DATA ROWS

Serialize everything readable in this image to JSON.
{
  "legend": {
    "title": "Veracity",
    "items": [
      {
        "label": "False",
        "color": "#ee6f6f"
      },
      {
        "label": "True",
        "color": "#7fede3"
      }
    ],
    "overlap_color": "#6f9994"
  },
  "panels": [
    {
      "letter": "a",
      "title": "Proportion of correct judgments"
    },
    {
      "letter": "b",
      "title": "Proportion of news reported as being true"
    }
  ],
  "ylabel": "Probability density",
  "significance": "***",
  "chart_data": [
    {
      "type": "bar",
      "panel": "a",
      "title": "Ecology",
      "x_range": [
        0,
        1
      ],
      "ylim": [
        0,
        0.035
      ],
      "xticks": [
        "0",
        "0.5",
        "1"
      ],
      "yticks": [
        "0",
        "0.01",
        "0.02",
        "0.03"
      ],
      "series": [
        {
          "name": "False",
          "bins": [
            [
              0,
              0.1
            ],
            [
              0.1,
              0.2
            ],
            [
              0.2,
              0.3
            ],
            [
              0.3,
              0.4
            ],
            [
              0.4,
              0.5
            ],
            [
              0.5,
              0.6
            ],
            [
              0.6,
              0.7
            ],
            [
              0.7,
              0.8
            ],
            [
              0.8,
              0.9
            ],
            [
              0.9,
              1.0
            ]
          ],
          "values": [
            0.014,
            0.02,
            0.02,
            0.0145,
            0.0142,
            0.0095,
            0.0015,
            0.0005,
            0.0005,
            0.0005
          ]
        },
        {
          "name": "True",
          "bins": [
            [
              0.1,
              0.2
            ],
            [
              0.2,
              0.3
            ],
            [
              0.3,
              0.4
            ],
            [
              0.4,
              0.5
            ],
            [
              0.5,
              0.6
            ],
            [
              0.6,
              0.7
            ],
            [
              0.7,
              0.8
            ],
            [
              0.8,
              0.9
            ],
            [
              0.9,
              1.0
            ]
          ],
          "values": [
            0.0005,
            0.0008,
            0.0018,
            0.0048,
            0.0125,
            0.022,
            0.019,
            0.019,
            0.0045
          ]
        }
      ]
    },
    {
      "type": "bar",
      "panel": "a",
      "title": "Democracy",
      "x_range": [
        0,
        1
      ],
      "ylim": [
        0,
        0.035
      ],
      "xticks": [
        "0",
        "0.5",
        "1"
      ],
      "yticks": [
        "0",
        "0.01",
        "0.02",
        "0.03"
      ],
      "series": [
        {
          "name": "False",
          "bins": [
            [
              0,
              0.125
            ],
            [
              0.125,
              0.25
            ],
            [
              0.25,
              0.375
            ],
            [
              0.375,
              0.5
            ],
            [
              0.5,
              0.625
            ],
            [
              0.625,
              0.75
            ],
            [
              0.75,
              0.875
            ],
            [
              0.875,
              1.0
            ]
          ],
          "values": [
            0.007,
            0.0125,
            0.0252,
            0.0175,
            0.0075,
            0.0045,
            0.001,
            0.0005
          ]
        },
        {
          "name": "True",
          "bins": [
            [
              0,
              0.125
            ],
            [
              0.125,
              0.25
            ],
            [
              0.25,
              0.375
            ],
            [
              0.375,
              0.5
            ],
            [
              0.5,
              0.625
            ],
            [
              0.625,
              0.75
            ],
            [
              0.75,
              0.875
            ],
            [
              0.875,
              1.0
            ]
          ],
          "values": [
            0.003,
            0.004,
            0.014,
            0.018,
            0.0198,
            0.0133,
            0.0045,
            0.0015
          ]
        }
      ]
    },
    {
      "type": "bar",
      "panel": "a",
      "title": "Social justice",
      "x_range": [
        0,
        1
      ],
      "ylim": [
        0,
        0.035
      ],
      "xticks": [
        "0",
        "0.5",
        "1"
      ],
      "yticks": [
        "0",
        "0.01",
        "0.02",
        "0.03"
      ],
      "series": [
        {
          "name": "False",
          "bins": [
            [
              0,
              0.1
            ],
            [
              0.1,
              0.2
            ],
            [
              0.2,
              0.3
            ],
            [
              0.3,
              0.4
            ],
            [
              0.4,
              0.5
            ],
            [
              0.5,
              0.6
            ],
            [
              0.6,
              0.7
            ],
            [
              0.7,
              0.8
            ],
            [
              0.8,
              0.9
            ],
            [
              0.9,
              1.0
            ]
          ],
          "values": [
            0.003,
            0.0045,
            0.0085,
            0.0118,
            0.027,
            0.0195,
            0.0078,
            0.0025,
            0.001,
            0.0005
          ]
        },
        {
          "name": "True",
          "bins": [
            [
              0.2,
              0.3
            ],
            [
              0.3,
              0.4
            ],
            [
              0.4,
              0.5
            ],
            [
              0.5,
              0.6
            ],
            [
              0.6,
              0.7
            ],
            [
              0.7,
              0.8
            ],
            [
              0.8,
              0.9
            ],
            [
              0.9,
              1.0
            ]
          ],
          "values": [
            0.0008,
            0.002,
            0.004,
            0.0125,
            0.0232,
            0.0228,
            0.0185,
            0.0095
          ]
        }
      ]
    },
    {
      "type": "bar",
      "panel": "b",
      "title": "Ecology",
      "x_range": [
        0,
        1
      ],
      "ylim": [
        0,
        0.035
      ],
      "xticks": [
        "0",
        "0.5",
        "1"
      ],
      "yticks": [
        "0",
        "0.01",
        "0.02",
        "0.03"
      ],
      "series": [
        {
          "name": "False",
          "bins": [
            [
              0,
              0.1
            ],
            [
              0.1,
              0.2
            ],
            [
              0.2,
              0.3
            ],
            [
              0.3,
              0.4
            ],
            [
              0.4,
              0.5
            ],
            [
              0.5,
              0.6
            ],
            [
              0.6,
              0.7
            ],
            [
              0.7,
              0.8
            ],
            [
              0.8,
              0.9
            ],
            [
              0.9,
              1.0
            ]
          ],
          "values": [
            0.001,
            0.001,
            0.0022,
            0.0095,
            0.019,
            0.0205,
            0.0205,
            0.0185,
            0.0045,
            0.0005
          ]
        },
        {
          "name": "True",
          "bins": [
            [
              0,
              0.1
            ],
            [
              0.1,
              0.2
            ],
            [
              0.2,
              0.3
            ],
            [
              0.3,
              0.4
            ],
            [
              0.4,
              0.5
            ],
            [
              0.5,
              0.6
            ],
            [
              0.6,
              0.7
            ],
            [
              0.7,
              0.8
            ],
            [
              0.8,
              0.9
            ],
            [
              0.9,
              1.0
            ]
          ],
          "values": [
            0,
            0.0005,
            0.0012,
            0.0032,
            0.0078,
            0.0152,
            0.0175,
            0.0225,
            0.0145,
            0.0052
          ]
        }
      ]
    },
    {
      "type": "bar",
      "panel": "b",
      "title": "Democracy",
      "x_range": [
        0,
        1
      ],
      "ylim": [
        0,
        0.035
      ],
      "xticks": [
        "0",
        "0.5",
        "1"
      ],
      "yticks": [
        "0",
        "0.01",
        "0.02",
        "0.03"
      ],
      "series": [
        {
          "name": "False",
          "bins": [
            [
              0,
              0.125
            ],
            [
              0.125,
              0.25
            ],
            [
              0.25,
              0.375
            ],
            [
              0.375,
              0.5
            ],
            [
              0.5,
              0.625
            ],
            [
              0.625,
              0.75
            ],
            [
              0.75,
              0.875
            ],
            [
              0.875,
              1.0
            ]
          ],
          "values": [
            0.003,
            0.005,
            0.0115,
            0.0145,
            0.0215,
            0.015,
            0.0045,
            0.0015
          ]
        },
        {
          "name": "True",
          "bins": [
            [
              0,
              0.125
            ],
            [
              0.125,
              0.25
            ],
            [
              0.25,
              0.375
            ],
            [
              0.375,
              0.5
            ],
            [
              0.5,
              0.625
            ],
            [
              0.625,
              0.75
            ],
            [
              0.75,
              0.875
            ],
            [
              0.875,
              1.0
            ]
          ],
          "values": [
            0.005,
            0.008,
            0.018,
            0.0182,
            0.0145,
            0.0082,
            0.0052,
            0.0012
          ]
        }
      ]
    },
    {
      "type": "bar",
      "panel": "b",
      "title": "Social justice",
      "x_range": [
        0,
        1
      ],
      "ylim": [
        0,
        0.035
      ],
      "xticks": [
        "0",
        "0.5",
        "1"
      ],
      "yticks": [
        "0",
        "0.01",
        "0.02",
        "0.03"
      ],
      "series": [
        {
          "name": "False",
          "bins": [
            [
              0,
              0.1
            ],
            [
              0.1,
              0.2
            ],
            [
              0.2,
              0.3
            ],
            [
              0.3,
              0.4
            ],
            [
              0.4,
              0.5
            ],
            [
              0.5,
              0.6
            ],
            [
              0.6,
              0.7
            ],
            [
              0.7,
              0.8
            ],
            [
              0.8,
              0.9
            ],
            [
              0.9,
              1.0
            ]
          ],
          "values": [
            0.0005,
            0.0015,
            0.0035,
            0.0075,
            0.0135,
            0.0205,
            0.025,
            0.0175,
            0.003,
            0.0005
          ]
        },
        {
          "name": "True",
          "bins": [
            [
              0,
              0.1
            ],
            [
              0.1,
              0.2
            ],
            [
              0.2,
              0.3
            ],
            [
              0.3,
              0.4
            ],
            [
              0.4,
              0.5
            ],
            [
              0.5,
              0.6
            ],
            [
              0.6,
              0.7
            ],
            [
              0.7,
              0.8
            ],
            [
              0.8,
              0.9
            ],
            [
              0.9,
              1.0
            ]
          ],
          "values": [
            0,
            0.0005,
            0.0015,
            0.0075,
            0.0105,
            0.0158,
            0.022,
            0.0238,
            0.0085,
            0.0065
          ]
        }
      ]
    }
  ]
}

SET PROBLEM
Tally up the lines in the records containing the word "Proportion", then give the count and nothing else.

RESULT BELOW
2